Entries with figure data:
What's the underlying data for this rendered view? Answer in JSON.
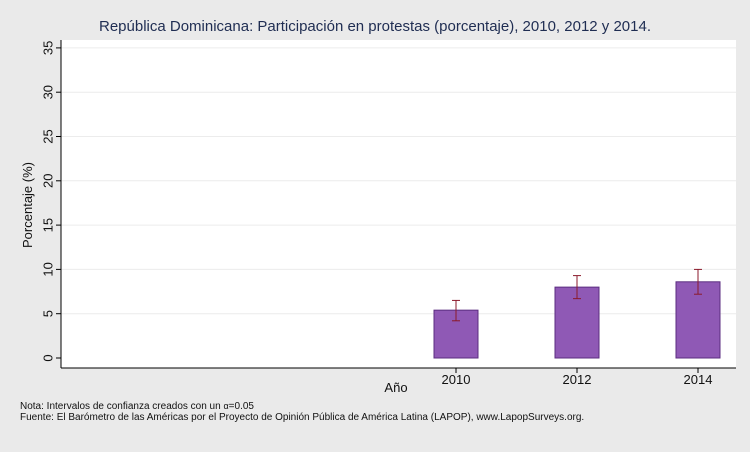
{
  "chart_data": {
    "type": "bar",
    "title": "República Dominicana: Participación en protestas (porcentaje), 2010, 2012 y 2014.",
    "xlabel": "Año",
    "ylabel": "Porcentaje (%)",
    "categories": [
      "2010",
      "2012",
      "2014"
    ],
    "values": [
      5.4,
      8.0,
      8.6
    ],
    "ci_lower": [
      4.2,
      6.7,
      7.2
    ],
    "ci_upper": [
      6.5,
      9.3,
      10.0
    ],
    "ylim": [
      0,
      35
    ],
    "yticks": [
      0,
      5,
      10,
      15,
      20,
      25,
      30,
      35
    ],
    "grid": true,
    "bar_color": "#8f59b5",
    "bar_edge_color": "#5b2d80",
    "errorbar_color": "#8b1a2b",
    "background_color": "#eaeaea",
    "plot_color": "#ffffff"
  },
  "footnotes": {
    "note_prefix": "Nota: Intervalos de confianza creados con un ",
    "note_symbol": "α",
    "note_suffix": "=0.05",
    "source": "Fuente: El Barómetro de las Américas por el Proyecto de Opinión Pública de América Latina (LAPOP), www.LapopSurveys.org."
  }
}
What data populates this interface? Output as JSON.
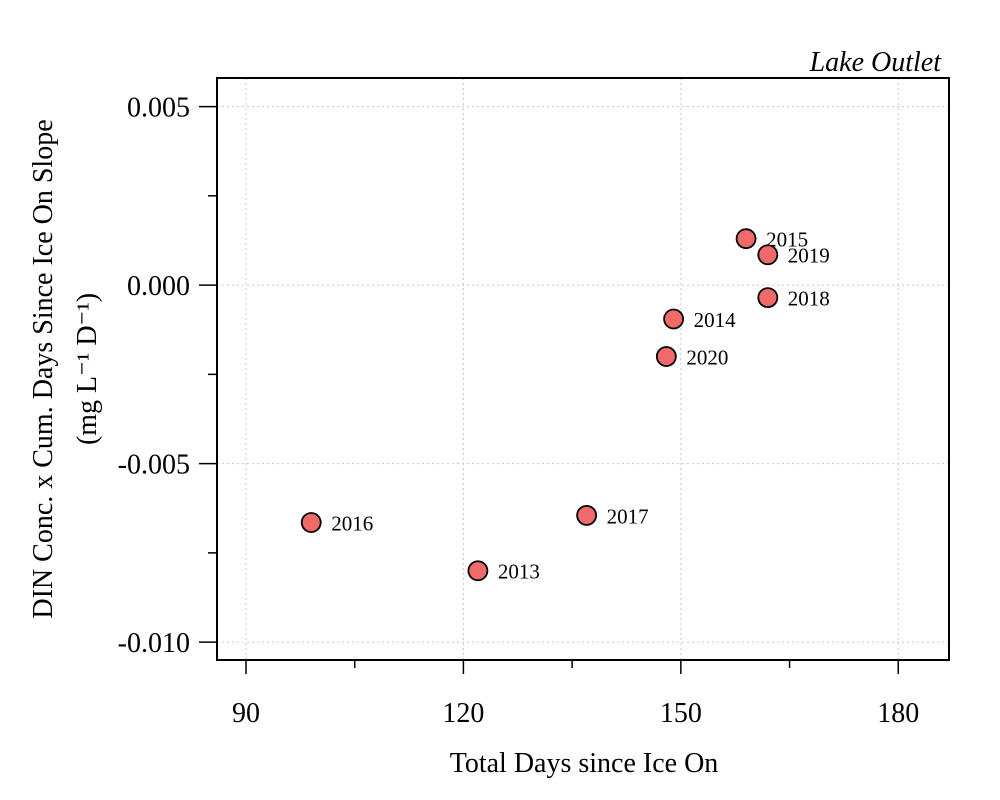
{
  "chart_data": {
    "type": "scatter",
    "title": "Lake Outlet",
    "xlabel": "Total Days since Ice On",
    "ylabel_line1": "DIN Conc. x Cum. Days Since Ice On Slope",
    "ylabel_line2": "(mg L⁻¹ D⁻¹)",
    "xlim": [
      86,
      187
    ],
    "ylim": [
      -0.0105,
      0.0058
    ],
    "x_ticks": [
      90,
      105,
      120,
      135,
      150,
      165,
      180
    ],
    "x_tick_labels": [
      "90",
      "",
      "120",
      "",
      "150",
      "",
      "180"
    ],
    "y_ticks": [
      0.005,
      0.0025,
      0.0,
      -0.0025,
      -0.005,
      -0.0075,
      -0.01
    ],
    "y_tick_labels": [
      "0.005",
      "",
      "0.000",
      "",
      "-0.005",
      "",
      "-0.010"
    ],
    "grid": true,
    "marker_color": "#f06a6a",
    "marker_edge_color": "#000000",
    "points": [
      {
        "x": 99,
        "y": -0.00665,
        "label": "2016"
      },
      {
        "x": 122,
        "y": -0.008,
        "label": "2013"
      },
      {
        "x": 137,
        "y": -0.00645,
        "label": "2017"
      },
      {
        "x": 148,
        "y": -0.002,
        "label": "2020"
      },
      {
        "x": 149,
        "y": -0.00095,
        "label": "2014"
      },
      {
        "x": 159,
        "y": 0.0013,
        "label": "2015"
      },
      {
        "x": 162,
        "y": 0.00085,
        "label": "2019"
      },
      {
        "x": 162,
        "y": -0.00035,
        "label": "2018"
      }
    ]
  }
}
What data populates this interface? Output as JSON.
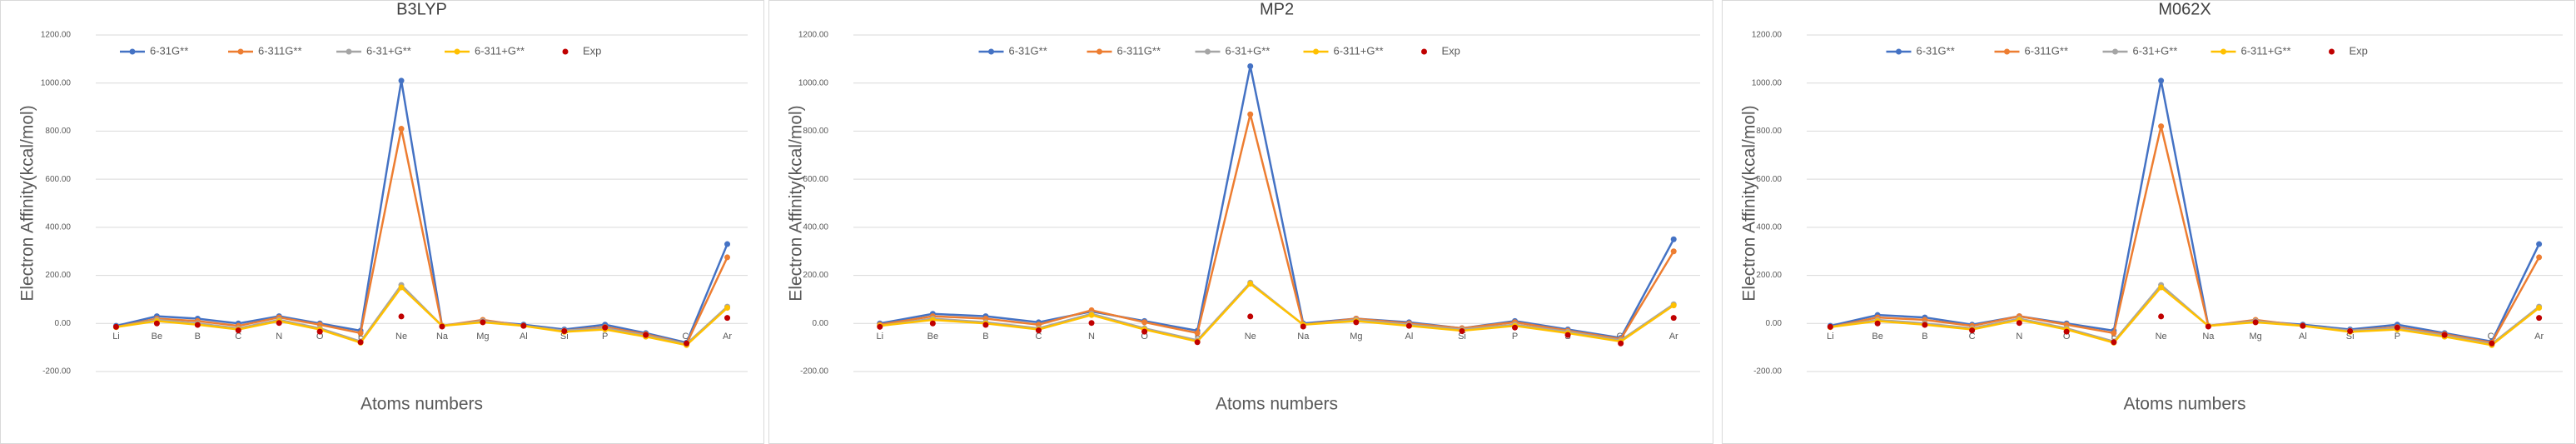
{
  "chart_data": [
    {
      "type": "line",
      "title": "B3LYP",
      "x_label": "Atoms numbers",
      "y_label": "Electron Affinity(kcal/mol)",
      "categories": [
        "Li",
        "Be",
        "B",
        "C",
        "N",
        "O",
        "F",
        "Ne",
        "Na",
        "Mg",
        "Al",
        "Si",
        "P",
        "S",
        "Cl",
        "Ar"
      ],
      "ylim": [
        -200,
        1200
      ],
      "yticks": [
        {
          "value": -200,
          "label": "-200.00"
        },
        {
          "value": 0,
          "label": "0.00"
        },
        {
          "value": 200,
          "label": "200.00"
        },
        {
          "value": 400,
          "label": "400.00"
        },
        {
          "value": 600,
          "label": "600.00"
        },
        {
          "value": 800,
          "label": "800.00"
        },
        {
          "value": 1000,
          "label": "1000.00"
        },
        {
          "value": 1200,
          "label": "1200.00"
        }
      ],
      "grid": true,
      "legend": "top",
      "series": [
        {
          "name": "6-31G**",
          "color": "#4472c4",
          "values": [
            -10,
            30,
            20,
            0,
            30,
            0,
            -30,
            1010,
            -10,
            10,
            -5,
            -25,
            -5,
            -40,
            -80,
            330
          ]
        },
        {
          "name": "6-311G**",
          "color": "#ed7d31",
          "values": [
            -15,
            20,
            10,
            -10,
            25,
            -5,
            -40,
            810,
            -10,
            15,
            -10,
            -30,
            -15,
            -45,
            -85,
            275
          ]
        },
        {
          "name": "6-31+G**",
          "color": "#a5a5a5",
          "values": [
            -15,
            15,
            0,
            -20,
            15,
            -20,
            -75,
            160,
            -10,
            10,
            -10,
            -30,
            -20,
            -50,
            -85,
            70
          ]
        },
        {
          "name": "6-311+G**",
          "color": "#ffc000",
          "values": [
            -15,
            10,
            -5,
            -25,
            10,
            -25,
            -80,
            150,
            -10,
            5,
            -10,
            -35,
            -25,
            -55,
            -90,
            65
          ]
        },
        {
          "name": "Exp",
          "color": "#c00000",
          "line": false,
          "values": [
            -14,
            0,
            -6,
            -29,
            2,
            -34,
            -78,
            29,
            -13,
            5,
            -10,
            -32,
            -17,
            -48,
            -83,
            23
          ]
        }
      ]
    },
    {
      "type": "line",
      "title": "MP2",
      "x_label": "Atoms numbers",
      "y_label": "Electron Affinity(kcal/mol)",
      "categories": [
        "Li",
        "Be",
        "B",
        "C",
        "N",
        "O",
        "F",
        "Ne",
        "Na",
        "Mg",
        "Al",
        "Si",
        "P",
        "S",
        "Cl",
        "Ar"
      ],
      "ylim": [
        -200,
        1200
      ],
      "yticks": [
        {
          "value": -200,
          "label": "-200.00"
        },
        {
          "value": 0,
          "label": "0.00"
        },
        {
          "value": 200,
          "label": "200.00"
        },
        {
          "value": 400,
          "label": "400.00"
        },
        {
          "value": 600,
          "label": "600.00"
        },
        {
          "value": 800,
          "label": "800.00"
        },
        {
          "value": 1000,
          "label": "1000.00"
        },
        {
          "value": 1200,
          "label": "1200.00"
        }
      ],
      "grid": true,
      "legend": "top",
      "series": [
        {
          "name": "6-31G**",
          "color": "#4472c4",
          "values": [
            0,
            40,
            30,
            5,
            50,
            10,
            -30,
            1070,
            0,
            20,
            5,
            -20,
            10,
            -25,
            -60,
            350
          ]
        },
        {
          "name": "6-311G**",
          "color": "#ed7d31",
          "values": [
            -5,
            30,
            20,
            -5,
            55,
            5,
            -40,
            870,
            -5,
            20,
            0,
            -20,
            5,
            -30,
            -65,
            300
          ]
        },
        {
          "name": "6-31+G**",
          "color": "#a5a5a5",
          "values": [
            -10,
            20,
            5,
            -20,
            40,
            -20,
            -70,
            170,
            -5,
            15,
            -5,
            -25,
            -5,
            -35,
            -70,
            80
          ]
        },
        {
          "name": "6-311+G**",
          "color": "#ffc000",
          "values": [
            -10,
            15,
            0,
            -25,
            35,
            -25,
            -75,
            165,
            -5,
            10,
            -10,
            -30,
            -10,
            -40,
            -75,
            75
          ]
        },
        {
          "name": "Exp",
          "color": "#c00000",
          "line": false,
          "values": [
            -14,
            0,
            -6,
            -29,
            2,
            -34,
            -78,
            29,
            -13,
            5,
            -10,
            -32,
            -17,
            -48,
            -83,
            23
          ]
        }
      ]
    },
    {
      "type": "line",
      "title": "M062X",
      "x_label": "Atoms numbers",
      "y_label": "Electron Affinity(kcal/mol)",
      "categories": [
        "Li",
        "Be",
        "B",
        "C",
        "N",
        "O",
        "F",
        "Ne",
        "Na",
        "Mg",
        "Al",
        "Si",
        "P",
        "S",
        "Cl",
        "Ar"
      ],
      "ylim": [
        -200,
        1200
      ],
      "yticks": [
        {
          "value": -200,
          "label": "-200.00"
        },
        {
          "value": 0,
          "label": "0.00"
        },
        {
          "value": 200,
          "label": "200.00"
        },
        {
          "value": 400,
          "label": "400.00"
        },
        {
          "value": 600,
          "label": "600.00"
        },
        {
          "value": 800,
          "label": "800.00"
        },
        {
          "value": 1000,
          "label": "1000.00"
        },
        {
          "value": 1200,
          "label": "1200.00"
        }
      ],
      "grid": true,
      "legend": "top",
      "series": [
        {
          "name": "6-31G**",
          "color": "#4472c4",
          "values": [
            -10,
            35,
            25,
            -5,
            30,
            0,
            -30,
            1010,
            -10,
            10,
            -5,
            -25,
            -5,
            -40,
            -75,
            330
          ]
        },
        {
          "name": "6-311G**",
          "color": "#ed7d31",
          "values": [
            -15,
            25,
            15,
            -10,
            30,
            -5,
            -40,
            820,
            -10,
            15,
            -10,
            -30,
            -15,
            -45,
            -80,
            275
          ]
        },
        {
          "name": "6-31+G**",
          "color": "#a5a5a5",
          "values": [
            -15,
            15,
            0,
            -20,
            20,
            -20,
            -75,
            160,
            -10,
            10,
            -10,
            -30,
            -20,
            -50,
            -85,
            70
          ]
        },
        {
          "name": "6-311+G**",
          "color": "#ffc000",
          "values": [
            -15,
            10,
            -5,
            -25,
            15,
            -25,
            -80,
            150,
            -10,
            5,
            -10,
            -35,
            -25,
            -55,
            -90,
            65
          ]
        },
        {
          "name": "Exp",
          "color": "#c00000",
          "line": false,
          "values": [
            -14,
            0,
            -6,
            -29,
            2,
            -34,
            -78,
            29,
            -13,
            5,
            -10,
            -32,
            -17,
            -48,
            -83,
            23
          ]
        }
      ]
    }
  ]
}
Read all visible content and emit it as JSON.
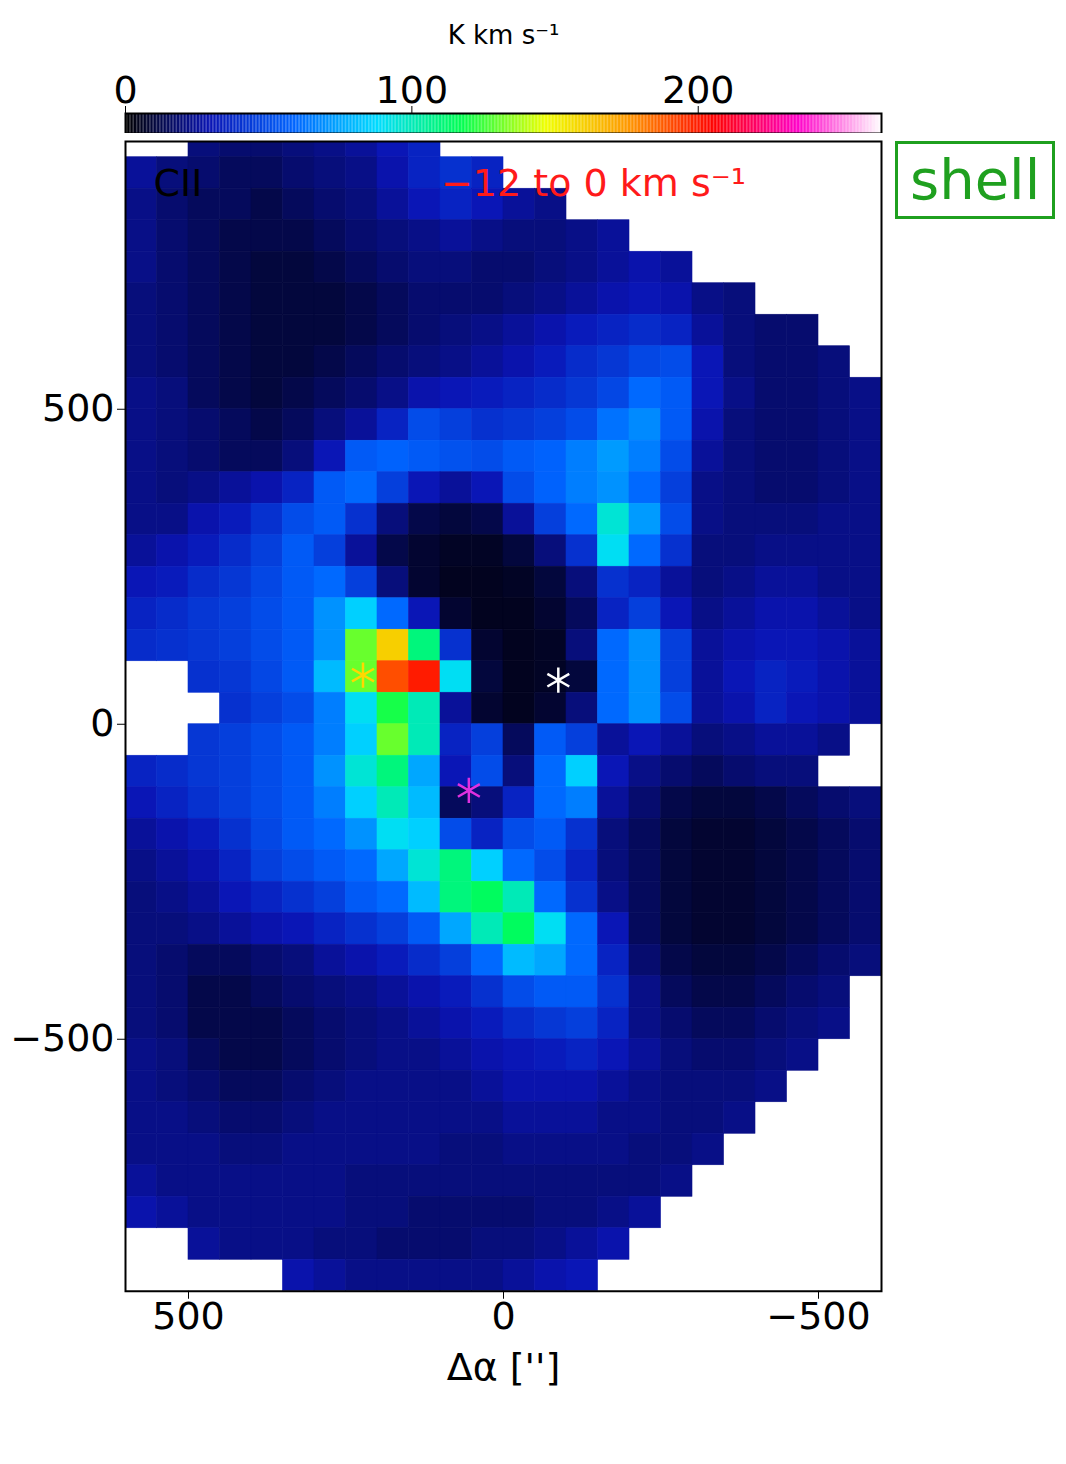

## Short task
Identify the lines above with the word "xlabel". Copy them.

## Response to this task
    "xlabel": "Año",
    "xlabel": "Total Days since Ice On",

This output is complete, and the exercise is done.